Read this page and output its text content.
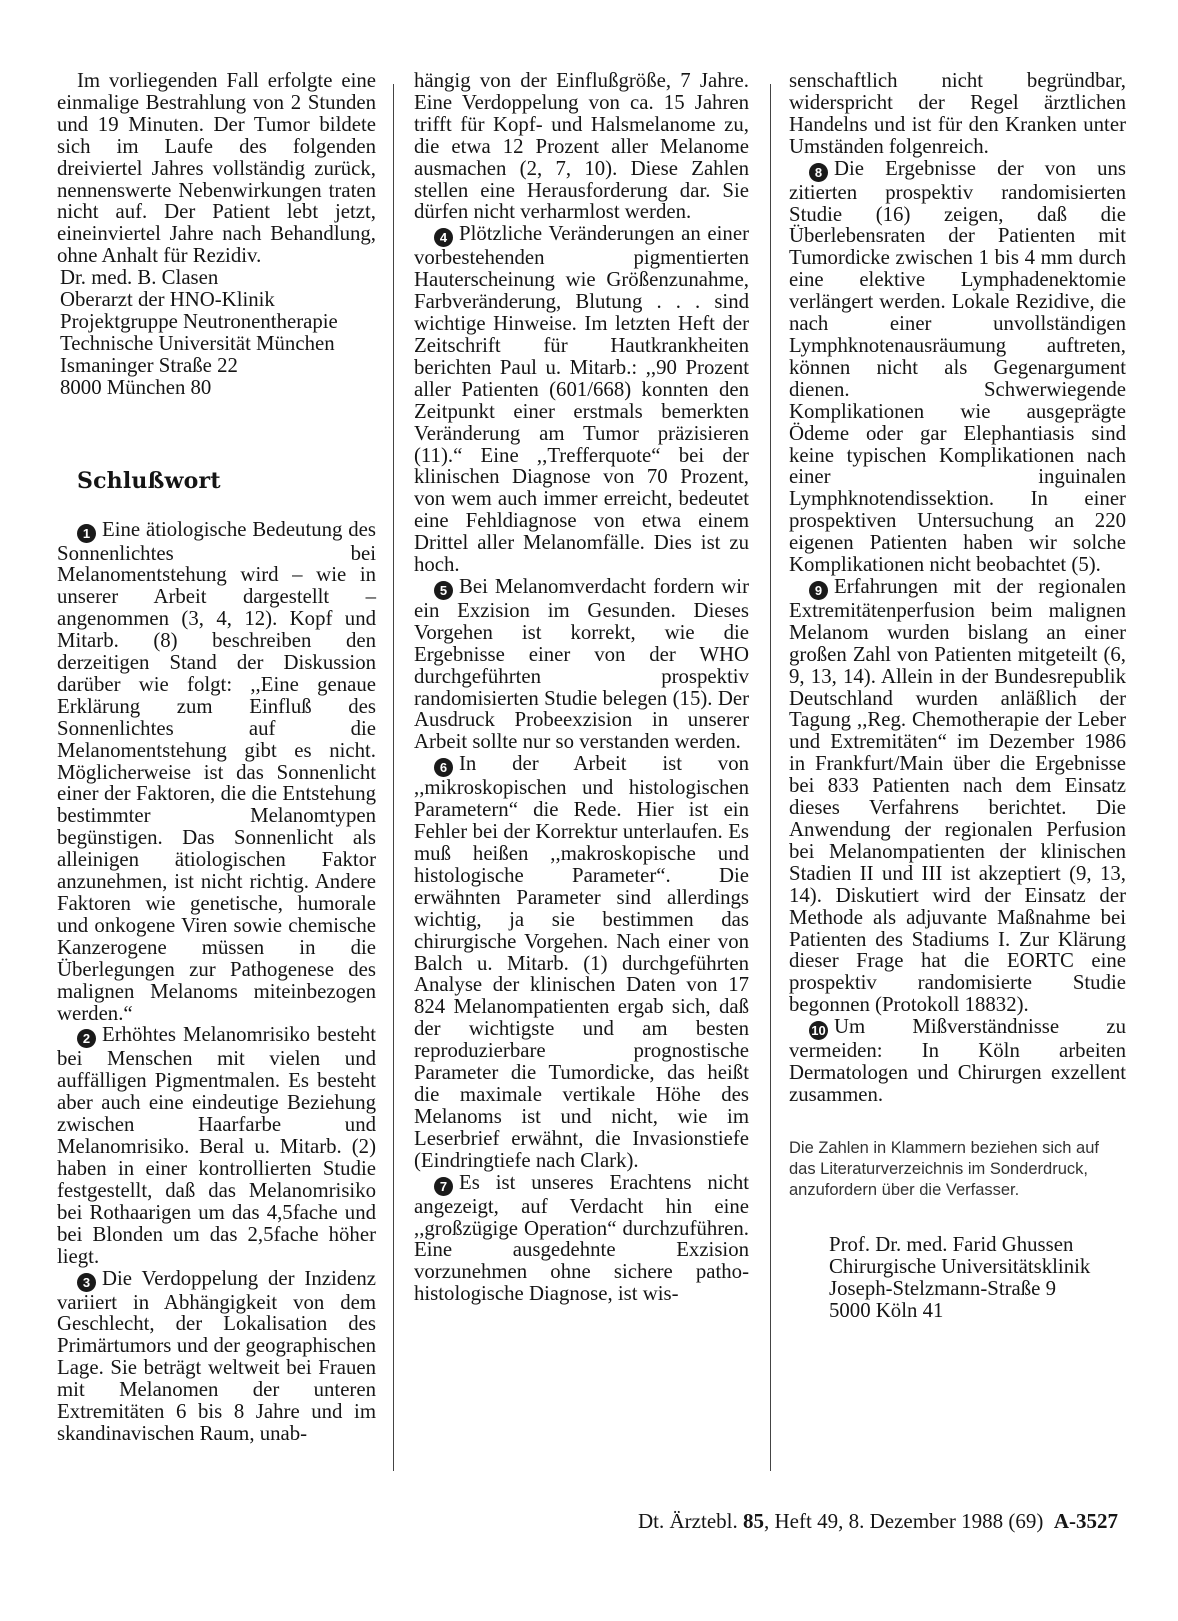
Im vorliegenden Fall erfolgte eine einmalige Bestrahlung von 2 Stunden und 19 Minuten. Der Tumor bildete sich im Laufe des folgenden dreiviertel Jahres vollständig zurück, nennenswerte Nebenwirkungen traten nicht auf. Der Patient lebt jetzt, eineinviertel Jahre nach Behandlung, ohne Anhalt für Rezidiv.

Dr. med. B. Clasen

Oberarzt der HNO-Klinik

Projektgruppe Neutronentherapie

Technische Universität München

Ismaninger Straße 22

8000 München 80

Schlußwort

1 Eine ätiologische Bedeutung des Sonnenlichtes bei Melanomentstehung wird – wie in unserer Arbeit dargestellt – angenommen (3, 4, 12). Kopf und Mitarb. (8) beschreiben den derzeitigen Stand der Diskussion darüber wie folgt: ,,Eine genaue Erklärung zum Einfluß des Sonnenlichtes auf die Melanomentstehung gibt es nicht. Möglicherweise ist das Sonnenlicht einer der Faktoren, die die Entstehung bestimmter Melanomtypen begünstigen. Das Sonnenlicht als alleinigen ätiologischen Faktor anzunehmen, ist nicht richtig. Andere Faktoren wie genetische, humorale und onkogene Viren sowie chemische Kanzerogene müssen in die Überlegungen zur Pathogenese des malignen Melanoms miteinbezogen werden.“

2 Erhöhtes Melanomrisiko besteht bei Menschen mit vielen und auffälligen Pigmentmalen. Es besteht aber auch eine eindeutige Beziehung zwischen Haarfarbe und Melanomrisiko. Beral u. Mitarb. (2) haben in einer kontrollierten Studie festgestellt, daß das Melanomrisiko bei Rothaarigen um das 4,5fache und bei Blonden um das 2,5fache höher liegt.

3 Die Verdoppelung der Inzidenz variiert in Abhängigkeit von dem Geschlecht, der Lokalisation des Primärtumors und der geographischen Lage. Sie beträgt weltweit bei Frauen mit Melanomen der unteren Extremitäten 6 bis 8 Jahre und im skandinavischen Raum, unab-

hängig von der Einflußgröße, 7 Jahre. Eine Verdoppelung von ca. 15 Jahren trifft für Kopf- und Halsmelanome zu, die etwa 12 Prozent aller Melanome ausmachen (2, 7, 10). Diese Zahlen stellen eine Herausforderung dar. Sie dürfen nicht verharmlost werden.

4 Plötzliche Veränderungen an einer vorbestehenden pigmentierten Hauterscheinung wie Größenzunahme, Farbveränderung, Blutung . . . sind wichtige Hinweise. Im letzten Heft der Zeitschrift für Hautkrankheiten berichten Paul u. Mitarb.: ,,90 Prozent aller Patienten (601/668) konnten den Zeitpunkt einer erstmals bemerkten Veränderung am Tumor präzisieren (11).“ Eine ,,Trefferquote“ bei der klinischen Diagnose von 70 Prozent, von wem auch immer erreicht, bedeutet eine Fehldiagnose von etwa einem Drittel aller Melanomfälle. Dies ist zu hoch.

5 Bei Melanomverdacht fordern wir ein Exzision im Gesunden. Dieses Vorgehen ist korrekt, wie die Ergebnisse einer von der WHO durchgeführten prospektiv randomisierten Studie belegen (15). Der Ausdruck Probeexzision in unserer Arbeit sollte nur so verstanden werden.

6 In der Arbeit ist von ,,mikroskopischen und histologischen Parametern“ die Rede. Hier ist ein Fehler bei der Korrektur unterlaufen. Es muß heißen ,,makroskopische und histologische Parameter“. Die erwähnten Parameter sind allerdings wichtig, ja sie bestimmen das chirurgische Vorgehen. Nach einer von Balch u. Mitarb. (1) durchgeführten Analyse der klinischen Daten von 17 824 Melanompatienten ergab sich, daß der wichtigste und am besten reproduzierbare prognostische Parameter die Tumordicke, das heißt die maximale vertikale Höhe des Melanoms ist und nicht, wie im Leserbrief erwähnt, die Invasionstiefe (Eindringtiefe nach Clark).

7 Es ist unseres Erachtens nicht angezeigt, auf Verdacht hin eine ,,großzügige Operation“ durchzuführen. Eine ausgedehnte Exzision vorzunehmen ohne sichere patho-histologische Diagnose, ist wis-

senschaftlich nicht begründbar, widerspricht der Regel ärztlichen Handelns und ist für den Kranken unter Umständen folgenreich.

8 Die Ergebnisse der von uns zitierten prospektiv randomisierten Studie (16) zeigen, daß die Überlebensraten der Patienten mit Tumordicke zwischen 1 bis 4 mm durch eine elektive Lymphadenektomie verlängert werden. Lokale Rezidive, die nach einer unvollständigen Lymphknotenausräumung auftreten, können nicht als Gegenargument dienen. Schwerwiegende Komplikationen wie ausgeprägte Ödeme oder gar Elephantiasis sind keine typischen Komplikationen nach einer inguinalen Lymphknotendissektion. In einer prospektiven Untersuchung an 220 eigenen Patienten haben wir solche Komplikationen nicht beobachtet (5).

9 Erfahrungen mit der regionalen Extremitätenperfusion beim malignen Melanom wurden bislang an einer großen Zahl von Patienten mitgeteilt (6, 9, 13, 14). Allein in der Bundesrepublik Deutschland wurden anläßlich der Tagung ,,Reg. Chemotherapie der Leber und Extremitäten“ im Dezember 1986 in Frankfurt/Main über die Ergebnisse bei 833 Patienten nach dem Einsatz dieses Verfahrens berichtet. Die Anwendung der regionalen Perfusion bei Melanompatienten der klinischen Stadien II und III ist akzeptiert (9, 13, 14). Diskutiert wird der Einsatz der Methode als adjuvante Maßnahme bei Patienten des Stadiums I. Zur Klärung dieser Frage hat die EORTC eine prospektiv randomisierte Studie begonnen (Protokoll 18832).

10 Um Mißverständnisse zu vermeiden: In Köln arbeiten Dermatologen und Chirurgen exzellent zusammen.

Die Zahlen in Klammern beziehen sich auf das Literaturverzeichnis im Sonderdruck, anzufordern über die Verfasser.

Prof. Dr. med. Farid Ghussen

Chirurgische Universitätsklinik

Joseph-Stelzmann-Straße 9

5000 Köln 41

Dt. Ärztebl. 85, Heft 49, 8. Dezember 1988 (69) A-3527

...

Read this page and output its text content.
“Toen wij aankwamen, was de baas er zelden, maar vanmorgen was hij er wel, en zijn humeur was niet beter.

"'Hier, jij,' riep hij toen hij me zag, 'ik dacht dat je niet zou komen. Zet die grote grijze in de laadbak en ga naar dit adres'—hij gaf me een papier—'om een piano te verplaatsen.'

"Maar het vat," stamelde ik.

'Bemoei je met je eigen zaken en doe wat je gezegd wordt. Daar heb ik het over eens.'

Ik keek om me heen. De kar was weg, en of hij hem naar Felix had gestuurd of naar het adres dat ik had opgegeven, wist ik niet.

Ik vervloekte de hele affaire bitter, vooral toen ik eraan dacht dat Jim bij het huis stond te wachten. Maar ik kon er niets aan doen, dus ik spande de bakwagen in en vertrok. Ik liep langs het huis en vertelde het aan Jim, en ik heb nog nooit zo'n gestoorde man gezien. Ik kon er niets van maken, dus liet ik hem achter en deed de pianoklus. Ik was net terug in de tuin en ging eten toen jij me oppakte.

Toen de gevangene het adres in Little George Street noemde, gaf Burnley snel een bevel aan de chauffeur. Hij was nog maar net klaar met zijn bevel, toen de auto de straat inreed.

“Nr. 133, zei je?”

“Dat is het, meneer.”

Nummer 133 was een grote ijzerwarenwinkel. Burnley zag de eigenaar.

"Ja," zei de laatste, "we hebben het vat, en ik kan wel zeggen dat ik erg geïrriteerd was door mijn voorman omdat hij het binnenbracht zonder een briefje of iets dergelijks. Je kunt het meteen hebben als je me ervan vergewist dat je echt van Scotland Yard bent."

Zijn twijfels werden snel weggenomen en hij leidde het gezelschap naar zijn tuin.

__Task objective__. In the lines above, find the word "Köln" and copy every line it occurs in.

__Output of the task__.
10 Um Mißverständnisse zu vermeiden: In Köln arbeiten Dermatologen und Chirurgen exzellent zusammen.
5000 Köln 41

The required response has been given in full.